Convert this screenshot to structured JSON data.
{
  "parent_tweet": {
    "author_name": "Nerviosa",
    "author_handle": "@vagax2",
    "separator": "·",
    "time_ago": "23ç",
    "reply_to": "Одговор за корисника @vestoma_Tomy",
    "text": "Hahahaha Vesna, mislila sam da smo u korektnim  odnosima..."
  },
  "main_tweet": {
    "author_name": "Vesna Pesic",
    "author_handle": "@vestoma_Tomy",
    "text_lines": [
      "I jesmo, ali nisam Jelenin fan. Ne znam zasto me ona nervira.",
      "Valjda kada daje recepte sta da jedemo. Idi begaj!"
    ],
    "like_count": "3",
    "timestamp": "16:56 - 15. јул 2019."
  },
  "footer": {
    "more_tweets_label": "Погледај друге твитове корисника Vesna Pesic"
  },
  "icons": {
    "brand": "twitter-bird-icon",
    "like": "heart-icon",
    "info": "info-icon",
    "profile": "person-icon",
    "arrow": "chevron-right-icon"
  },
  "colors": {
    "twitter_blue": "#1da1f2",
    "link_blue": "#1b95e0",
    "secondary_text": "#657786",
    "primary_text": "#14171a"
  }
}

++++++++++++++++++++

REQUIREMENT: Your task is to transcribe the listing above in full, exactly as given.

RESPONSE TO THE TASK:
Convert this screenshot to structured JSON data.
{
  "parent_tweet": {
    "author_name": "Nerviosa",
    "author_handle": "@vagax2",
    "separator": "·",
    "time_ago": "23ç",
    "reply_to": "Одговор за корисника @vestoma_Tomy",
    "text": "Hahahaha Vesna, mislila sam da smo u korektnim  odnosima..."
  },
  "main_tweet": {
    "author_name": "Vesna Pesic",
    "author_handle": "@vestoma_Tomy",
    "text_lines": [
      "I jesmo, ali nisam Jelenin fan. Ne znam zasto me ona nervira.",
      "Valjda kada daje recepte sta da jedemo. Idi begaj!"
    ],
    "like_count": "3",
    "timestamp": "16:56 - 15. јул 2019."
  },
  "footer": {
    "more_tweets_label": "Погледај друге твитове корисника Vesna Pesic"
  },
  "icons": {
    "brand": "twitter-bird-icon",
    "like": "heart-icon",
    "info": "info-icon",
    "profile": "person-icon",
    "arrow": "chevron-right-icon"
  },
  "colors": {
    "twitter_blue": "#1da1f2",
    "link_blue": "#1b95e0",
    "secondary_text": "#657786",
    "primary_text": "#14171a"
  }
}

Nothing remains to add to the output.